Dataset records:
· · · · · · ·
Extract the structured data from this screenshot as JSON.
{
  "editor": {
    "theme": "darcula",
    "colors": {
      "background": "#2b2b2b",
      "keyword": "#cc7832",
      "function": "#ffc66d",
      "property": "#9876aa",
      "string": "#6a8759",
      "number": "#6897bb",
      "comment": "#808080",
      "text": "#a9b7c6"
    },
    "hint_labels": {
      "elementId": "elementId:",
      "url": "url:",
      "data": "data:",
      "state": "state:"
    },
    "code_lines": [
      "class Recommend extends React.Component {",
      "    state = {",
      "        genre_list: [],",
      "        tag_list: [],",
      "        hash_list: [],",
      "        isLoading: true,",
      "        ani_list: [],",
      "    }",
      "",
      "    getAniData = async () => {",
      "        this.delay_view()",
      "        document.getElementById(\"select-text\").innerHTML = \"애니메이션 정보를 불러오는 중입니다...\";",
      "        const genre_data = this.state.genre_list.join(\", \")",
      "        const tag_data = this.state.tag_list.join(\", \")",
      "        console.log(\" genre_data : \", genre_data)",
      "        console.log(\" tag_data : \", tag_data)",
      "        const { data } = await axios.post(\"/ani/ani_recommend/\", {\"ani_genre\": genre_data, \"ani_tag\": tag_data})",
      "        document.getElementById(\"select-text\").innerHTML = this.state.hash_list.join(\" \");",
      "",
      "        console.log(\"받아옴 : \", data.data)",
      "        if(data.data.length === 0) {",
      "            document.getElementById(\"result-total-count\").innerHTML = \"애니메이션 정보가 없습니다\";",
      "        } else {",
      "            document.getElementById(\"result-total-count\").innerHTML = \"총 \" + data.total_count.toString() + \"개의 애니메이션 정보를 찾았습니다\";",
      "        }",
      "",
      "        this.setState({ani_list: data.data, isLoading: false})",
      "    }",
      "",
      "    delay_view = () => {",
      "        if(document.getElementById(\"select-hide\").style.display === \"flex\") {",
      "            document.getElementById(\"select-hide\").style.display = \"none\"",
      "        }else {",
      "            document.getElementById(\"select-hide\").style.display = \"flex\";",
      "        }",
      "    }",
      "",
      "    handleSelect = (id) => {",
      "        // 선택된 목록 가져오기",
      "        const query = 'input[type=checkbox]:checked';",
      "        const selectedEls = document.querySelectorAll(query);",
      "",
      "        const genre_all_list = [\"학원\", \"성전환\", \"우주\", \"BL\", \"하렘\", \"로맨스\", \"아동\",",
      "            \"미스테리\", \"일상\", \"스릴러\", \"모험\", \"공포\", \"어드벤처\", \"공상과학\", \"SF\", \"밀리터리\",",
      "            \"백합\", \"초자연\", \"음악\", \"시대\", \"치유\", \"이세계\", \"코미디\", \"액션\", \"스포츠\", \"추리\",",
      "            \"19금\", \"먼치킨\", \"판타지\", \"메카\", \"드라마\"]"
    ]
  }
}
· · · · · · ·
Of the lines above, how many include the word "isLoading"? Reply with the number alone.

■ Result
2